## ROWS
· · ·

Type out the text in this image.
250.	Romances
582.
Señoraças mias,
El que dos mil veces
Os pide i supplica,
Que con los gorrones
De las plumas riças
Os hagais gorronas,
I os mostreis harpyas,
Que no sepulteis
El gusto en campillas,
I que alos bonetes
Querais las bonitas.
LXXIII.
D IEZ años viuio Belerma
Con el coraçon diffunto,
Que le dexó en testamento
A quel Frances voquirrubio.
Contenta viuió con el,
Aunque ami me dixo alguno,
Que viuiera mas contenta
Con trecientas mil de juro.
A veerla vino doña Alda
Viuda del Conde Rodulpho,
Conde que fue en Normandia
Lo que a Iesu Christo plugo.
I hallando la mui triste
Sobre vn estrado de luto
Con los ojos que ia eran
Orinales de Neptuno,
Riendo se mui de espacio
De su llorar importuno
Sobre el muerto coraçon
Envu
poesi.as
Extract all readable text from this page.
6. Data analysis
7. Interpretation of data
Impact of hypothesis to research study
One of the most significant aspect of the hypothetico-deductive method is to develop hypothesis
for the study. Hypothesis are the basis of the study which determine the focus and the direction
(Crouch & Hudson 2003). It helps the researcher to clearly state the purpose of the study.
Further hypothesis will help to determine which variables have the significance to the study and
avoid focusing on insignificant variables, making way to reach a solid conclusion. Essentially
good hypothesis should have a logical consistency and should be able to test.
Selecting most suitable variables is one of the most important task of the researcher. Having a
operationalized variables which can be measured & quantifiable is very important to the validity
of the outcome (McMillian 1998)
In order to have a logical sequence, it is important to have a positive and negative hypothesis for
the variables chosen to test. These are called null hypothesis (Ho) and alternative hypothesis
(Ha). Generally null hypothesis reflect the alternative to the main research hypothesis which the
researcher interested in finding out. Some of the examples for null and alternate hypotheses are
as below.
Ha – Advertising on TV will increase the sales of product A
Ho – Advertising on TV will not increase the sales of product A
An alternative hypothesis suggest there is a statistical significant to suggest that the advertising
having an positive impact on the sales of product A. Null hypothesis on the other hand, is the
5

· · ·

Here, the records must be output exactly and in full.

Type out the text in this image.
250.	Romances
582.
Señoraças mias,
El que dos mil veces
Os pide i supplica,
Que con los gorrones
De las plumas riças
Os hagais gorronas,
I os mostreis harpyas,
Que no sepulteis
El gusto en campillas,
I que alos bonetes
Querais las bonitas.
LXXIII.
D IEZ años viuio Belerma
Con el coraçon diffunto,
Que le dexó en testamento
A quel Frances voquirrubio.
Contenta viuió con el,
Aunque ami me dixo alguno,
Que viuiera mas contenta
Con trecientas mil de juro.
A veerla vino doña Alda
Viuda del Conde Rodulpho,
Conde que fue en Normandia
Lo que a Iesu Christo plugo.
I hallando la mui triste
Sobre vn estrado de luto
Con los ojos que ia eran
Orinales de Neptuno,
Riendo se mui de espacio
De su llorar importuno
Sobre el muerto coraçon
Envu
poesi.as
Extract all readable text from this page.
6. Data analysis
7. Interpretation of data
Impact of hypothesis to research study
One of the most significant aspect of the hypothetico-deductive method is to develop hypothesis
for the study. Hypothesis are the basis of the study which determine the focus and the direction
(Crouch & Hudson 2003). It helps the researcher to clearly state the purpose of the study.
Further hypothesis will help to determine which variables have the significance to the study and
avoid focusing on insignificant variables, making way to reach a solid conclusion. Essentially
good hypothesis should have a logical consistency and should be able to test.
Selecting most suitable variables is one of the most important task of the researcher. Having a
operationalized variables which can be measured & quantifiable is very important to the validity
of the outcome (McMillian 1998)
In order to have a logical sequence, it is important to have a positive and negative hypothesis for
the variables chosen to test. These are called null hypothesis (Ho) and alternative hypothesis
(Ha). Generally null hypothesis reflect the alternative to the main research hypothesis which the
researcher interested in finding out. Some of the examples for null and alternate hypotheses are
as below.
Ha – Advertising on TV will increase the sales of product A
Ho – Advertising on TV will not increase the sales of product A
An alternative hypothesis suggest there is a statistical significant to suggest that the advertising
having an positive impact on the sales of product A. Null hypothesis on the other hand, is the
5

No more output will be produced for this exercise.